GOAL OF THE EXERCISE: Write out each entry again. Keep every word exactly as it is.

-- start of PROVIDED INFORMATION --

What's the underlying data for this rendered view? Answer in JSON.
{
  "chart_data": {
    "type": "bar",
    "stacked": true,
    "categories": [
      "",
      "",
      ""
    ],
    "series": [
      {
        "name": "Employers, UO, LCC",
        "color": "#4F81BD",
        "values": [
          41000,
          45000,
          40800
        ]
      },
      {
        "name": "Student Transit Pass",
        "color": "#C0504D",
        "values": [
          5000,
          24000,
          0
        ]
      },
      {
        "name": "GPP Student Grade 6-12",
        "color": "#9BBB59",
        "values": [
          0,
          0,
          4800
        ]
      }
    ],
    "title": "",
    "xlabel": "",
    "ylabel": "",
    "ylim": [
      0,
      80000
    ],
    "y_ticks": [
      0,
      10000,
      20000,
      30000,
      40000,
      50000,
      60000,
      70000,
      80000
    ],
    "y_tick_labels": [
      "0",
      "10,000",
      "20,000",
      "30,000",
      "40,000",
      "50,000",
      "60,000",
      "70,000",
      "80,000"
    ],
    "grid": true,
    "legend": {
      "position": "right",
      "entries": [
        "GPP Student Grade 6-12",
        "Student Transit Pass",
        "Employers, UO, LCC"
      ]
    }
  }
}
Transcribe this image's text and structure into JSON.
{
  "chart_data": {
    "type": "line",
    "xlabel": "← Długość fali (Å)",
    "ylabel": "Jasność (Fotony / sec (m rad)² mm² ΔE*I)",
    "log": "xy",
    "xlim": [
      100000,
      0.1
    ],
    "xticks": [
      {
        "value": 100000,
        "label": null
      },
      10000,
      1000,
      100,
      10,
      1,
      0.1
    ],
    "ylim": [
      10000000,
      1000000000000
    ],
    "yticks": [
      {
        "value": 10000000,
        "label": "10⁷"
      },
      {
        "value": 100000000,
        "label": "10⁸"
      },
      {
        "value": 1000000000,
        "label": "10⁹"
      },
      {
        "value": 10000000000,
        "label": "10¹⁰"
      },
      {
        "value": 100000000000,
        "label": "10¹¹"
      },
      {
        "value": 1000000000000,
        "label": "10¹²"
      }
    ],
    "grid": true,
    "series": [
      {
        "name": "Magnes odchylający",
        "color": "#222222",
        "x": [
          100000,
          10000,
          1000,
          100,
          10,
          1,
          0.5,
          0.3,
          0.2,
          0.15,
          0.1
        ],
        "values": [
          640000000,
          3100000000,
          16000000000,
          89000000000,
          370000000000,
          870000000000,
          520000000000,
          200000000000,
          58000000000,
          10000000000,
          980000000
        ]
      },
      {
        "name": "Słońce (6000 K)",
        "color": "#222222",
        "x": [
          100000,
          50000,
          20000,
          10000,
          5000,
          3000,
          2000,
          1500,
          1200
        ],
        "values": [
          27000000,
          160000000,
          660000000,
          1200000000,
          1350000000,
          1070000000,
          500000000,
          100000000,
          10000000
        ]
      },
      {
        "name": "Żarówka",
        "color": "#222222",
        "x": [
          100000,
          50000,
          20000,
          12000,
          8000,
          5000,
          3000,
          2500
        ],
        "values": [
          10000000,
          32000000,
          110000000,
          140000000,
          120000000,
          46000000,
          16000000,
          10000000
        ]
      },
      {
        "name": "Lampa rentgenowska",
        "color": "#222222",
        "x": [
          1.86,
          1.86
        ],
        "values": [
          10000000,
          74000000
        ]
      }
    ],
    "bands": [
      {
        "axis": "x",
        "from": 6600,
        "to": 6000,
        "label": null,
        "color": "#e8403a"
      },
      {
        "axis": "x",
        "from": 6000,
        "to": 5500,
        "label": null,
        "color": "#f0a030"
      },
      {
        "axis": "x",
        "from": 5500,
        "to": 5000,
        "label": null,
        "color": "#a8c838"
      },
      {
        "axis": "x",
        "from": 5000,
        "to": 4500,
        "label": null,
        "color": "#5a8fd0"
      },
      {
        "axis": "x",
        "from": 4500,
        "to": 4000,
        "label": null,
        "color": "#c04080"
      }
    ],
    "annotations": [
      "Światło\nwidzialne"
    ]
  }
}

-- end of PROVIDED INFORMATION --

EXERCISE OUTPUT:
What's the underlying data for this rendered view? Answer in JSON.
{
  "chart_data": {
    "type": "bar",
    "stacked": true,
    "categories": [
      "",
      "",
      ""
    ],
    "series": [
      {
        "name": "Employers, UO, LCC",
        "color": "#4F81BD",
        "values": [
          41000,
          45000,
          40800
        ]
      },
      {
        "name": "Student Transit Pass",
        "color": "#C0504D",
        "values": [
          5000,
          24000,
          0
        ]
      },
      {
        "name": "GPP Student Grade 6-12",
        "color": "#9BBB59",
        "values": [
          0,
          0,
          4800
        ]
      }
    ],
    "title": "",
    "xlabel": "",
    "ylabel": "",
    "ylim": [
      0,
      80000
    ],
    "y_ticks": [
      0,
      10000,
      20000,
      30000,
      40000,
      50000,
      60000,
      70000,
      80000
    ],
    "y_tick_labels": [
      "0",
      "10,000",
      "20,000",
      "30,000",
      "40,000",
      "50,000",
      "60,000",
      "70,000",
      "80,000"
    ],
    "grid": true,
    "legend": {
      "position": "right",
      "entries": [
        "GPP Student Grade 6-12",
        "Student Transit Pass",
        "Employers, UO, LCC"
      ]
    }
  }
}
Transcribe this image's text and structure into JSON.
{
  "chart_data": {
    "type": "line",
    "xlabel": "← Długość fali (Å)",
    "ylabel": "Jasność (Fotony / sec (m rad)² mm² ΔE*I)",
    "log": "xy",
    "xlim": [
      100000,
      0.1
    ],
    "xticks": [
      {
        "value": 100000,
        "label": null
      },
      10000,
      1000,
      100,
      10,
      1,
      0.1
    ],
    "ylim": [
      10000000,
      1000000000000
    ],
    "yticks": [
      {
        "value": 10000000,
        "label": "10⁷"
      },
      {
        "value": 100000000,
        "label": "10⁸"
      },
      {
        "value": 1000000000,
        "label": "10⁹"
      },
      {
        "value": 10000000000,
        "label": "10¹⁰"
      },
      {
        "value": 100000000000,
        "label": "10¹¹"
      },
      {
        "value": 1000000000000,
        "label": "10¹²"
      }
    ],
    "grid": true,
    "series": [
      {
        "name": "Magnes odchylający",
        "color": "#222222",
        "x": [
          100000,
          10000,
          1000,
          100,
          10,
          1,
          0.5,
          0.3,
          0.2,
          0.15,
          0.1
        ],
        "values": [
          640000000,
          3100000000,
          16000000000,
          89000000000,
          370000000000,
          870000000000,
          520000000000,
          200000000000,
          58000000000,
          10000000000,
          980000000
        ]
      },
      {
        "name": "Słońce (6000 K)",
        "color": "#222222",
        "x": [
          100000,
          50000,
          20000,
          10000,
          5000,
          3000,
          2000,
          1500,
          1200
        ],
        "values": [
          27000000,
          160000000,
          660000000,
          1200000000,
          1350000000,
          1070000000,
          500000000,
          100000000,
          10000000
        ]
      },
      {
        "name": "Żarówka",
        "color": "#222222",
        "x": [
          100000,
          50000,
          20000,
          12000,
          8000,
          5000,
          3000,
          2500
        ],
        "values": [
          10000000,
          32000000,
          110000000,
          140000000,
          120000000,
          46000000,
          16000000,
          10000000
        ]
      },
      {
        "name": "Lampa rentgenowska",
        "color": "#222222",
        "x": [
          1.86,
          1.86
        ],
        "values": [
          10000000,
          74000000
        ]
      }
    ],
    "bands": [
      {
        "axis": "x",
        "from": 6600,
        "to": 6000,
        "label": null,
        "color": "#e8403a"
      },
      {
        "axis": "x",
        "from": 6000,
        "to": 5500,
        "label": null,
        "color": "#f0a030"
      },
      {
        "axis": "x",
        "from": 5500,
        "to": 5000,
        "label": null,
        "color": "#a8c838"
      },
      {
        "axis": "x",
        "from": 5000,
        "to": 4500,
        "label": null,
        "color": "#5a8fd0"
      },
      {
        "axis": "x",
        "from": 4500,
        "to": 4000,
        "label": null,
        "color": "#c04080"
      }
    ],
    "annotations": [
      "Światło\nwidzialne"
    ]
  }
}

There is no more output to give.